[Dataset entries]
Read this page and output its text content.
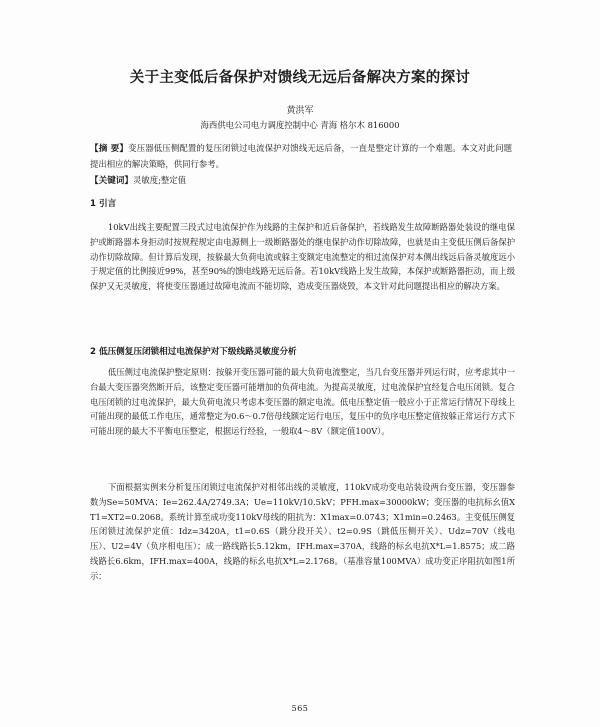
关于主变低后备保护对馈线无远后备解决方案的探讨
黄洪军
海西供电公司电力调度控制中心 青海 格尔木 816000
【摘 要】变压器低压侧配置的复压闭锁过电流保护对馈线无远后备，一直是整定计算的一个难题。本文对此问题提出相应的解决策略，供同行参考。
【关键词】灵敏度;整定值
1 引言
10kV出线主要配置三段式过电流保护作为线路的主保护和近后备保护，若线路发生故障断路器处装设的继电保护或断路器本身拒动时按规程规定由电源侧上一级断路器处的继电保护动作切除故障，也就是由主变低压侧后备保护动作切除故障。但计算后发现，按躲最大负荷电流或躲主变额定电流整定的相过流保护对本侧出线远后备灵敏度远小于规定值的比例接近99%，甚至90%的馈电线路无远后备。若10kV线路上发生故障，本保护或断路器拒动，而上级保护又无灵敏度，将使变压器通过故障电流而不能切除，造成变压器烧毁，本文针对此问题提出相应的解决方案。
2 低压侧复压闭锁相过电流保护对下级线路灵敏度分析
低压侧过电流保护整定原则：按躲开变压器可能的最大负荷电流整定，当几台变压器并列运行时，应考虑其中一台最大变压器突然断开后，该整定变压器可能增加的负荷电流。为提高灵敏度，过电流保护宜经复合电压闭锁。复合电压闭锁的过电流保护，最大负荷电流只考虑本变压器的额定电流。低电压整定值一般应小于正常运行情况下母线上可能出现的最低工作电压，通常整定为0.6～0.7倍母线额定运行电压，复压中的负序电压整定值按躲正常运行方式下可能出现的最大不平衡电压整定，根据运行经验，一般取4～8V（额定值100V）。
下面根据实例来分析复压闭锁过电流保护对相邻出线的灵敏度，110kV成功变电站装设两台变压器，变压器参数为Se=50MVA；Ie=262.4A/2749.3A；Ue=110kV/10.5kV；PFH.max=30000kW；变压器的电抗标幺值XT1=XT2=0.2068。系统计算至成功变110kV母线的阻抗为：X1max=0.0743；X1min=0.2463。主变低压侧复压闭锁过流保护定值：Idz=3420A，t1=0.6S（跳分段开关）、t2=0.9S（跳低压侧开关）、Udz=70V（线电压）、U2=4V（负序相电压）；成一路线路长5.12km，IFH.max=370A，线路的标幺电抗X*L=1.8575；成二路线路长6.6km，IFH.max=400A，线路的标幺电抗X*L=2.1768。（基准容量100MVA）成功变正序阻抗如图1所示：
565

**Task details**
Your task is to repeat the data above exactly while excluding the pictures.

**Problem solution**
Read this page and output its text content.
关于主变低后备保护对馈线无远后备解决方案的探讨
黄洪军
海西供电公司电力调度控制中心 青海 格尔木 816000
【摘 要】变压器低压侧配置的复压闭锁过电流保护对馈线无远后备，一直是整定计算的一个难题。本文对此问题提出相应的解决策略，供同行参考。
【关键词】灵敏度;整定值
1 引言
10kV出线主要配置三段式过电流保护作为线路的主保护和近后备保护，若线路发生故障断路器处装设的继电保护或断路器本身拒动时按规程规定由电源侧上一级断路器处的继电保护动作切除故障，也就是由主变低压侧后备保护动作切除故障。但计算后发现，按躲最大负荷电流或躲主变额定电流整定的相过流保护对本侧出线远后备灵敏度远小于规定值的比例接近99%，甚至90%的馈电线路无远后备。若10kV线路上发生故障，本保护或断路器拒动，而上级保护又无灵敏度，将使变压器通过故障电流而不能切除，造成变压器烧毁，本文针对此问题提出相应的解决方案。
2 低压侧复压闭锁相过电流保护对下级线路灵敏度分析
低压侧过电流保护整定原则：按躲开变压器可能的最大负荷电流整定，当几台变压器并列运行时，应考虑其中一台最大变压器突然断开后，该整定变压器可能增加的负荷电流。为提高灵敏度，过电流保护宜经复合电压闭锁。复合电压闭锁的过电流保护，最大负荷电流只考虑本变压器的额定电流。低电压整定值一般应小于正常运行情况下母线上可能出现的最低工作电压，通常整定为0.6～0.7倍母线额定运行电压，复压中的负序电压整定值按躲正常运行方式下可能出现的最大不平衡电压整定，根据运行经验，一般取4～8V（额定值100V）。
下面根据实例来分析复压闭锁过电流保护对相邻出线的灵敏度，110kV成功变电站装设两台变压器，变压器参数为Se=50MVA；Ie=262.4A/2749.3A；Ue=110kV/10.5kV；PFH.max=30000kW；变压器的电抗标幺值XT1=XT2=0.2068。系统计算至成功变110kV母线的阻抗为：X1max=0.0743；X1min=0.2463。主变低压侧复压闭锁过流保护定值：Idz=3420A，t1=0.6S（跳分段开关）、t2=0.9S（跳低压侧开关）、Udz=70V（线电压）、U2=4V（负序相电压）；成一路线路长5.12km，IFH.max=370A，线路的标幺电抗X*L=1.8575；成二路线路长6.6km，IFH.max=400A，线路的标幺电抗X*L=2.1768。（基准容量100MVA）成功变正序阻抗如图1所示：
565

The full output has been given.